» **Exercise**: Copy each line exactly. Drop every picture.

» **Records for the task**:
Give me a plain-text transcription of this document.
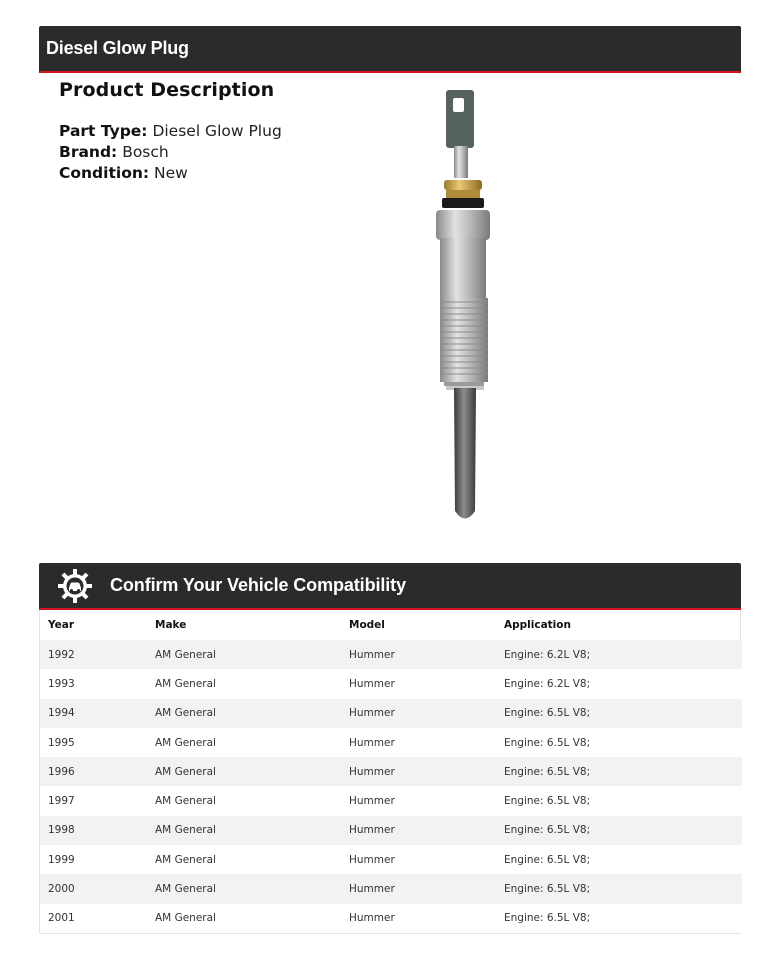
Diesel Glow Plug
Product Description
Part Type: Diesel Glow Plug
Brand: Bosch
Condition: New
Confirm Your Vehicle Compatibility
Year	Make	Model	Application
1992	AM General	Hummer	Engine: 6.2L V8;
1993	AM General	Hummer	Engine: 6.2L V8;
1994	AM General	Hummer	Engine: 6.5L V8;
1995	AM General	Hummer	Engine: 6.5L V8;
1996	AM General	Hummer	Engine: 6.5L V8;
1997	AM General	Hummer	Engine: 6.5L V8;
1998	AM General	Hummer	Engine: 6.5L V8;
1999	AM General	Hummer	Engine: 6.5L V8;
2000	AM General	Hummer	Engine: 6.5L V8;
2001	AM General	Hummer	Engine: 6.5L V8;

» **Finished answer**:
Give me a plain-text transcription of this document.
Diesel Glow Plug
Product Description
Part Type: Diesel Glow Plug
Brand: Bosch
Condition: New
Confirm Your Vehicle Compatibility
Year	Make	Model	Application
1992	AM General	Hummer	Engine: 6.2L V8;
1993	AM General	Hummer	Engine: 6.2L V8;
1994	AM General	Hummer	Engine: 6.5L V8;
1995	AM General	Hummer	Engine: 6.5L V8;
1996	AM General	Hummer	Engine: 6.5L V8;
1997	AM General	Hummer	Engine: 6.5L V8;
1998	AM General	Hummer	Engine: 6.5L V8;
1999	AM General	Hummer	Engine: 6.5L V8;
2000	AM General	Hummer	Engine: 6.5L V8;
2001	AM General	Hummer	Engine: 6.5L V8;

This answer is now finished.